▶ _WHAT YOU SHOULD DO_
Please output the records below in full, exactly as given, but without the images.

[Extracted data entries]
****************************************

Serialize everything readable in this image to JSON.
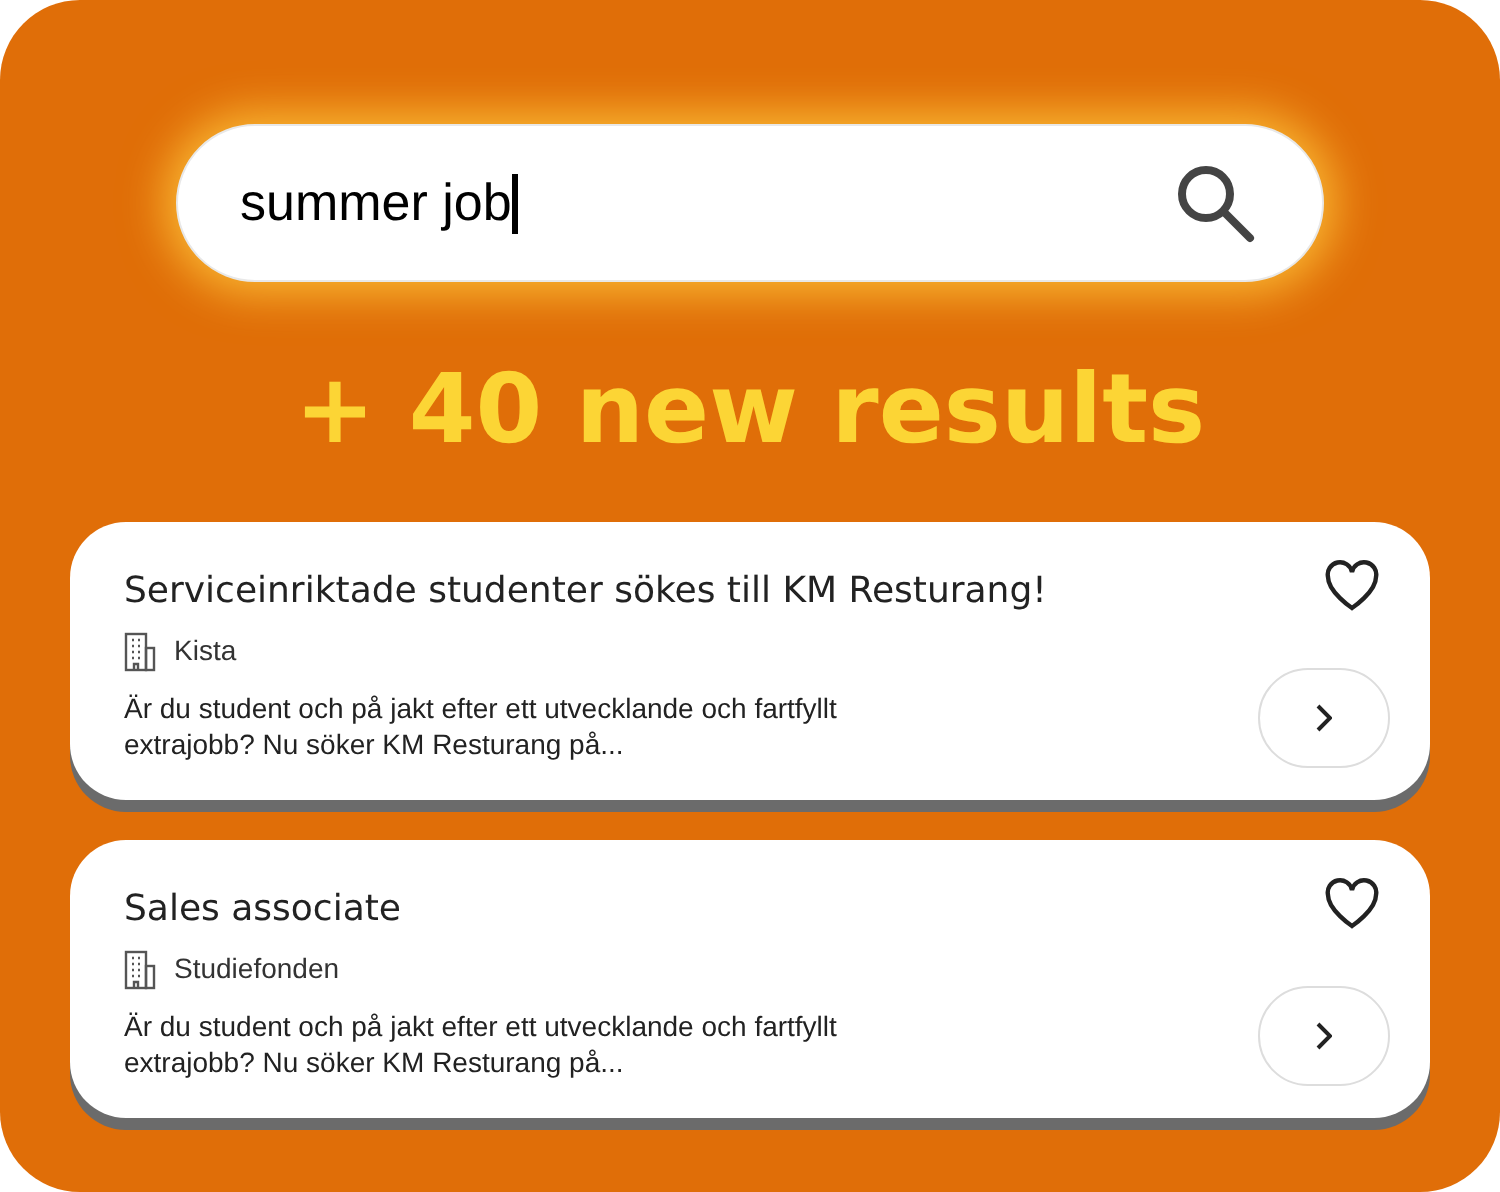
{
  "search": {
    "value": "summer job"
  },
  "results_heading": "+ 40 new results",
  "jobs": [
    {
      "title": "Serviceinriktade studenter sökes till KM Resturang!",
      "employer": "Kista",
      "description": "Är du student och på jakt efter ett utvecklande och fartfyllt extrajobb? Nu söker KM Resturang på..."
    },
    {
      "title": "Sales associate",
      "employer": "Studiefonden",
      "description": "Är du student och på jakt efter ett utvecklande och fartfyllt extrajobb? Nu söker KM Resturang på..."
    }
  ]
}
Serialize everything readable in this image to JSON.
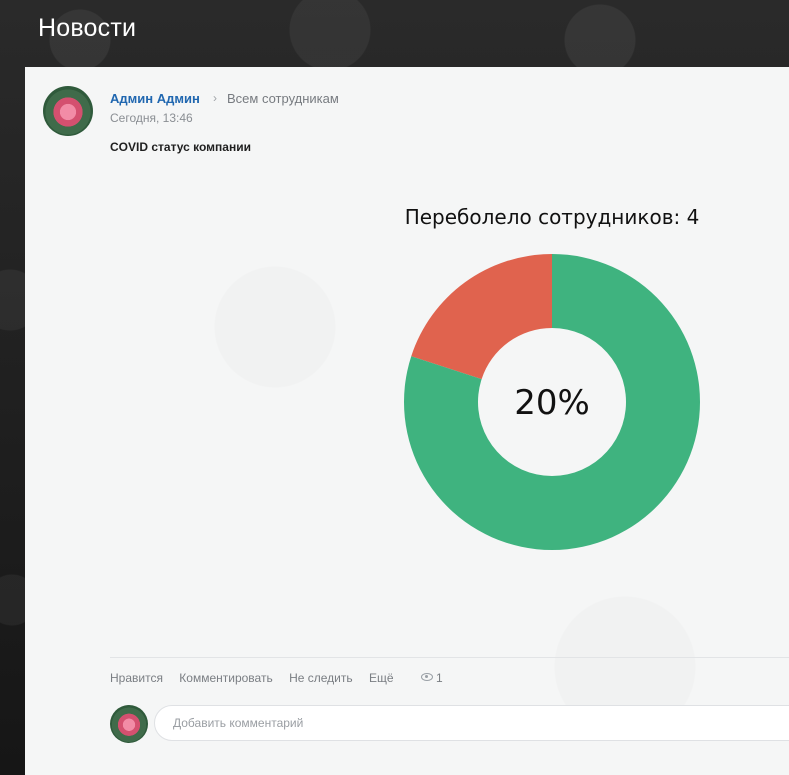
{
  "page": {
    "title": "Новости"
  },
  "post": {
    "author": "Админ Админ",
    "audience": "Всем сотрудникам",
    "time": "Сегодня, 13:46",
    "text": "COVID статус компании"
  },
  "chart_data": {
    "type": "pie",
    "title": "Переболело сотрудников: 4",
    "center_label": "20%",
    "categories": [
      "",
      ""
    ],
    "values": [
      20,
      80
    ],
    "colors": [
      "#e0634e",
      "#3fb37f"
    ]
  },
  "actions": {
    "like": "Нравится",
    "comment": "Комментировать",
    "unfollow": "Не следить",
    "more": "Ещё",
    "views": "1"
  },
  "comment": {
    "placeholder": "Добавить комментарий"
  },
  "icons": {
    "separator": "chevron-right-icon",
    "views": "eye-icon"
  }
}
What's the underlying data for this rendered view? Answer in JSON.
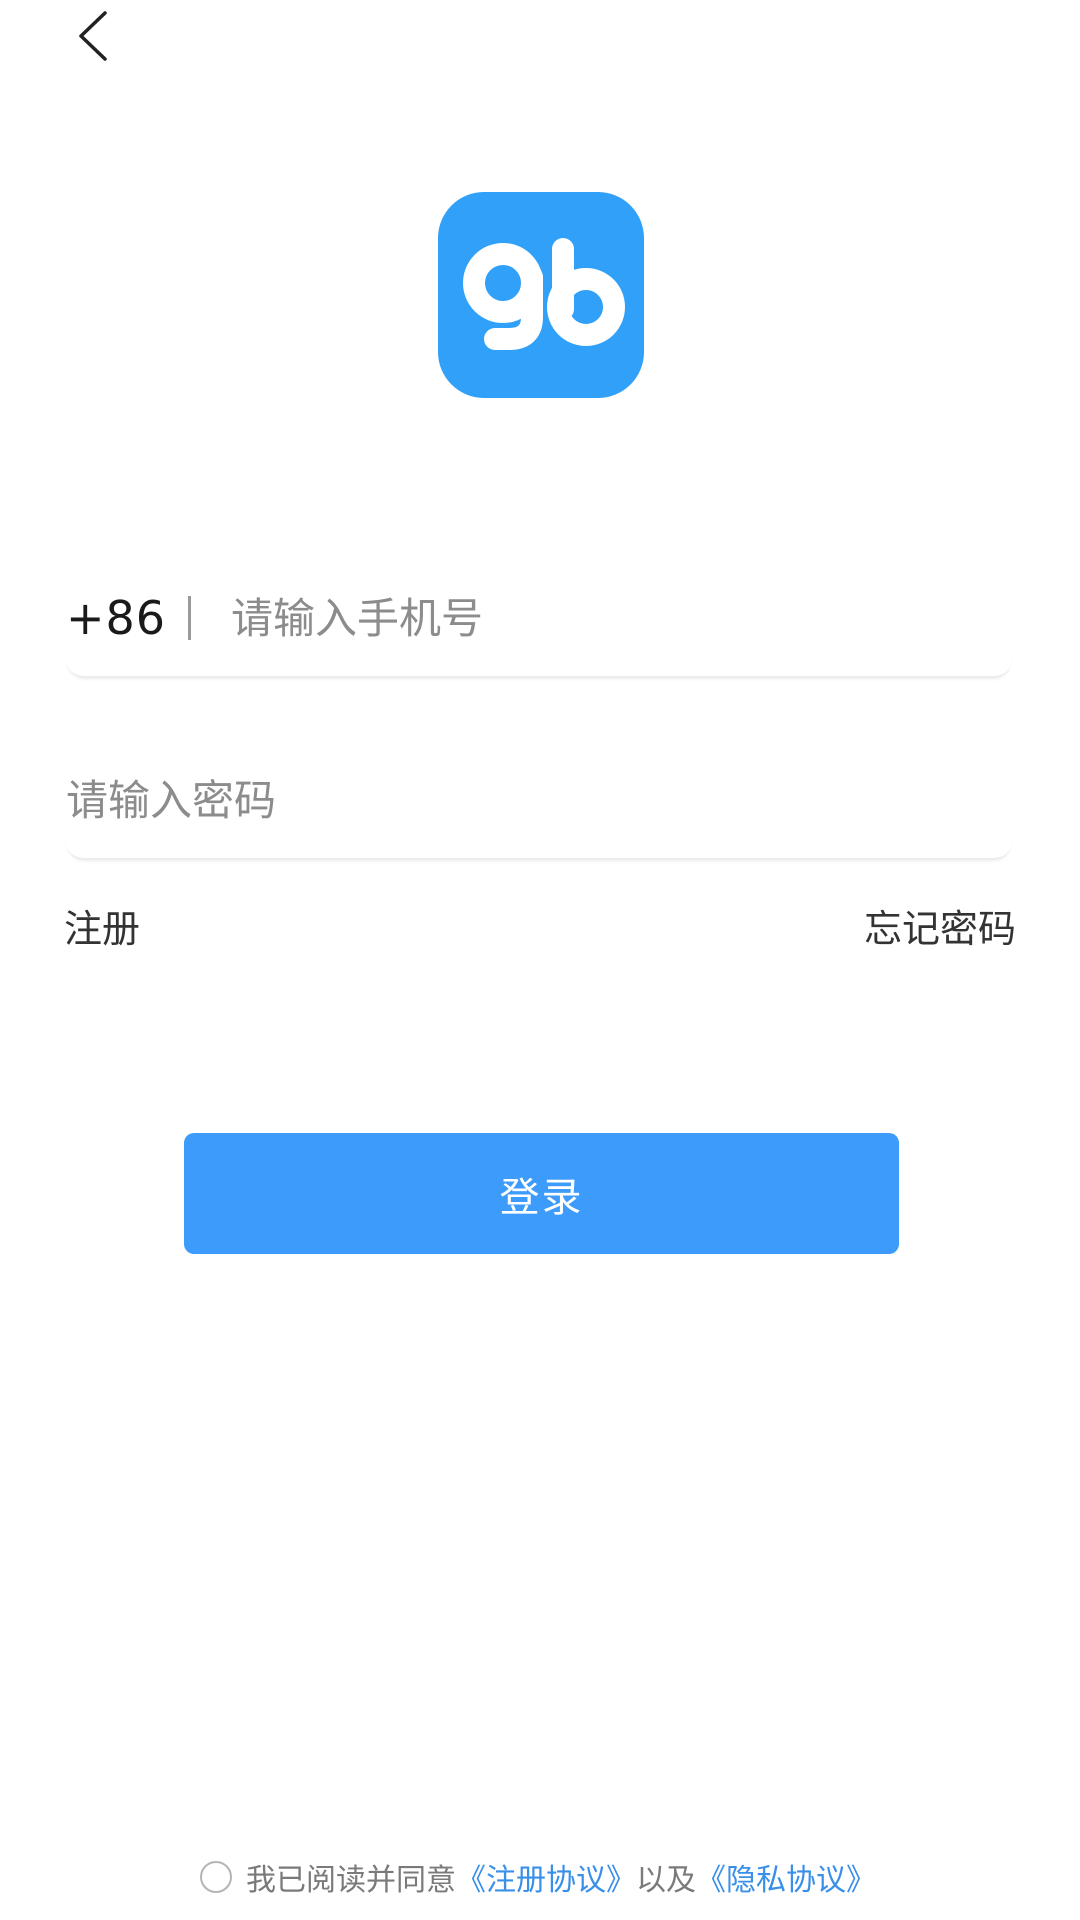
{
  "nav": {
    "back_icon": "chevron-left-icon"
  },
  "app": {
    "logo_icon": "gb-logo",
    "brand_color": "#30a0f8"
  },
  "phone": {
    "country_code": "+86",
    "placeholder": "请输入手机号",
    "value": ""
  },
  "password": {
    "placeholder": "请输入密码",
    "value": ""
  },
  "links": {
    "register": "注册",
    "forgot_password": "忘记密码"
  },
  "login_button": {
    "label": "登录",
    "color": "#3d9cfb"
  },
  "agreement": {
    "checked": false,
    "prefix": "我已阅读并同意",
    "register_terms": "《注册协议》",
    "connector": "以及",
    "privacy_terms": "《隐私协议》",
    "link_color": "#3a8fe8"
  }
}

****************************************

▶ _TASK ANSWER_
Serialize everything readable in this image to JSON.
{
  "search": {
    "value": "summer job"
  },
  "results_heading": "+ 40 new results",
  "jobs": [
    {
      "title": "Serviceinriktade studenter sökes till KM Resturang!",
      "employer": "Kista",
      "description": "Är du student och på jakt efter ett utvecklande och fartfyllt extrajobb? Nu söker KM Resturang på..."
    },
    {
      "title": "Sales associate",
      "employer": "Studiefonden",
      "description": "Är du student och på jakt efter ett utvecklande och fartfyllt extrajobb? Nu söker KM Resturang på..."
    }
  ]
}
Serialize everything readable in this image to JSON.
{
  "page": {
    "title": "Новости"
  },
  "post": {
    "author": "Админ Админ",
    "audience": "Всем сотрудникам",
    "time": "Сегодня, 13:46",
    "text": "COVID статус компании"
  },
  "chart_data": {
    "type": "pie",
    "title": "Переболело сотрудников: 4",
    "center_label": "20%",
    "categories": [
      "",
      ""
    ],
    "values": [
      20,
      80
    ],
    "colors": [
      "#e0634e",
      "#3fb37f"
    ]
  },
  "actions": {
    "like": "Нравится",
    "comment": "Комментировать",
    "unfollow": "Не следить",
    "more": "Ещё",
    "views": "1"
  },
  "comment": {
    "placeholder": "Добавить комментарий"
  },
  "icons": {
    "separator": "chevron-right-icon",
    "views": "eye-icon"
  }
}
What's the underlying data for this rendered view? Answer in JSON.
{
  "nav": {
    "back_icon": "chevron-left-icon"
  },
  "app": {
    "logo_icon": "gb-logo",
    "brand_color": "#30a0f8"
  },
  "phone": {
    "country_code": "+86",
    "placeholder": "请输入手机号",
    "value": ""
  },
  "password": {
    "placeholder": "请输入密码",
    "value": ""
  },
  "links": {
    "register": "注册",
    "forgot_password": "忘记密码"
  },
  "login_button": {
    "label": "登录",
    "color": "#3d9cfb"
  },
  "agreement": {
    "checked": false,
    "prefix": "我已阅读并同意",
    "register_terms": "《注册协议》",
    "connector": "以及",
    "privacy_terms": "《隐私协议》",
    "link_color": "#3a8fe8"
  }
}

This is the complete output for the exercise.